INSTRUCTIONS FOR THE TASK:
Copy out the entries below precisely; nothing is to be omitted.

DATA EXTRACT:
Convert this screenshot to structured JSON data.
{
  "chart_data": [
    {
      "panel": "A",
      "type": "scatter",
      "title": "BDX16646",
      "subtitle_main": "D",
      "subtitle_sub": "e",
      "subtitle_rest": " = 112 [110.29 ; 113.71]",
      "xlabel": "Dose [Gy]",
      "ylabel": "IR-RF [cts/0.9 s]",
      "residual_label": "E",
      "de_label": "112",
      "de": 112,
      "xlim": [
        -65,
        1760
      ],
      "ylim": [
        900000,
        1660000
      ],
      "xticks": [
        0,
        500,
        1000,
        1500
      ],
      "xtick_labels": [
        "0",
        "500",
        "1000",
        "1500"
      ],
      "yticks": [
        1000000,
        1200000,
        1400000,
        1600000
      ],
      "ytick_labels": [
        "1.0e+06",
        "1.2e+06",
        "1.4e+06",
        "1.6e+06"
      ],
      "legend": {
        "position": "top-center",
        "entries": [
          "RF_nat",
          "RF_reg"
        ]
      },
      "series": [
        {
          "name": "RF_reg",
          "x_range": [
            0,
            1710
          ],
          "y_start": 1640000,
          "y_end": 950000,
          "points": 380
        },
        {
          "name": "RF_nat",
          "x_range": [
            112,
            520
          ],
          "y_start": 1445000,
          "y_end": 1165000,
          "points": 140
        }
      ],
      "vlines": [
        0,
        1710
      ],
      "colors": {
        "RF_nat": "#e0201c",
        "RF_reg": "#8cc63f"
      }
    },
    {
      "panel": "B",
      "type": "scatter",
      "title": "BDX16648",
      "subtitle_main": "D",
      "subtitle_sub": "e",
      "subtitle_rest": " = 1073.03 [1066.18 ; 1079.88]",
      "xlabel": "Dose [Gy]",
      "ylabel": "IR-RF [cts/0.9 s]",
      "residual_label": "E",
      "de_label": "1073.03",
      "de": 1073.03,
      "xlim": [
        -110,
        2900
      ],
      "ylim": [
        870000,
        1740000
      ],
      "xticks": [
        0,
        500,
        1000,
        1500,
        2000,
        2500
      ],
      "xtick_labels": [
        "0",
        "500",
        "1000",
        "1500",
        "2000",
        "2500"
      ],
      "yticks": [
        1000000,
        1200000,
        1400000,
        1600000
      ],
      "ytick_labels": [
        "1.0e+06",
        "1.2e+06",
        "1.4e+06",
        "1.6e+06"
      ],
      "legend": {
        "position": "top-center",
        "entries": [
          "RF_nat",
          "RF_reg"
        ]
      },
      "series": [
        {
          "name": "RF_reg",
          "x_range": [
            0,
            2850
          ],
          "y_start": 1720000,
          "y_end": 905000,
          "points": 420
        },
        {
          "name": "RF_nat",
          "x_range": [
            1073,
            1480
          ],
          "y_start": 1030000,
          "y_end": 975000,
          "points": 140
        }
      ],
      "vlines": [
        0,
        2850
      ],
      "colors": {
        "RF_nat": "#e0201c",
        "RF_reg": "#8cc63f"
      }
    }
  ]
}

OUTPUT BELOW:
Convert this screenshot to structured JSON data.
{
  "chart_data": [
    {
      "panel": "A",
      "type": "scatter",
      "title": "BDX16646",
      "subtitle_main": "D",
      "subtitle_sub": "e",
      "subtitle_rest": " = 112 [110.29 ; 113.71]",
      "xlabel": "Dose [Gy]",
      "ylabel": "IR-RF [cts/0.9 s]",
      "residual_label": "E",
      "de_label": "112",
      "de": 112,
      "xlim": [
        -65,
        1760
      ],
      "ylim": [
        900000,
        1660000
      ],
      "xticks": [
        0,
        500,
        1000,
        1500
      ],
      "xtick_labels": [
        "0",
        "500",
        "1000",
        "1500"
      ],
      "yticks": [
        1000000,
        1200000,
        1400000,
        1600000
      ],
      "ytick_labels": [
        "1.0e+06",
        "1.2e+06",
        "1.4e+06",
        "1.6e+06"
      ],
      "legend": {
        "position": "top-center",
        "entries": [
          "RF_nat",
          "RF_reg"
        ]
      },
      "series": [
        {
          "name": "RF_reg",
          "x_range": [
            0,
            1710
          ],
          "y_start": 1640000,
          "y_end": 950000,
          "points": 380
        },
        {
          "name": "RF_nat",
          "x_range": [
            112,
            520
          ],
          "y_start": 1445000,
          "y_end": 1165000,
          "points": 140
        }
      ],
      "vlines": [
        0,
        1710
      ],
      "colors": {
        "RF_nat": "#e0201c",
        "RF_reg": "#8cc63f"
      }
    },
    {
      "panel": "B",
      "type": "scatter",
      "title": "BDX16648",
      "subtitle_main": "D",
      "subtitle_sub": "e",
      "subtitle_rest": " = 1073.03 [1066.18 ; 1079.88]",
      "xlabel": "Dose [Gy]",
      "ylabel": "IR-RF [cts/0.9 s]",
      "residual_label": "E",
      "de_label": "1073.03",
      "de": 1073.03,
      "xlim": [
        -110,
        2900
      ],
      "ylim": [
        870000,
        1740000
      ],
      "xticks": [
        0,
        500,
        1000,
        1500,
        2000,
        2500
      ],
      "xtick_labels": [
        "0",
        "500",
        "1000",
        "1500",
        "2000",
        "2500"
      ],
      "yticks": [
        1000000,
        1200000,
        1400000,
        1600000
      ],
      "ytick_labels": [
        "1.0e+06",
        "1.2e+06",
        "1.4e+06",
        "1.6e+06"
      ],
      "legend": {
        "position": "top-center",
        "entries": [
          "RF_nat",
          "RF_reg"
        ]
      },
      "series": [
        {
          "name": "RF_reg",
          "x_range": [
            0,
            2850
          ],
          "y_start": 1720000,
          "y_end": 905000,
          "points": 420
        },
        {
          "name": "RF_nat",
          "x_range": [
            1073,
            1480
          ],
          "y_start": 1030000,
          "y_end": 975000,
          "points": 140
        }
      ],
      "vlines": [
        0,
        2850
      ],
      "colors": {
        "RF_nat": "#e0201c",
        "RF_reg": "#8cc63f"
      }
    }
  ]
}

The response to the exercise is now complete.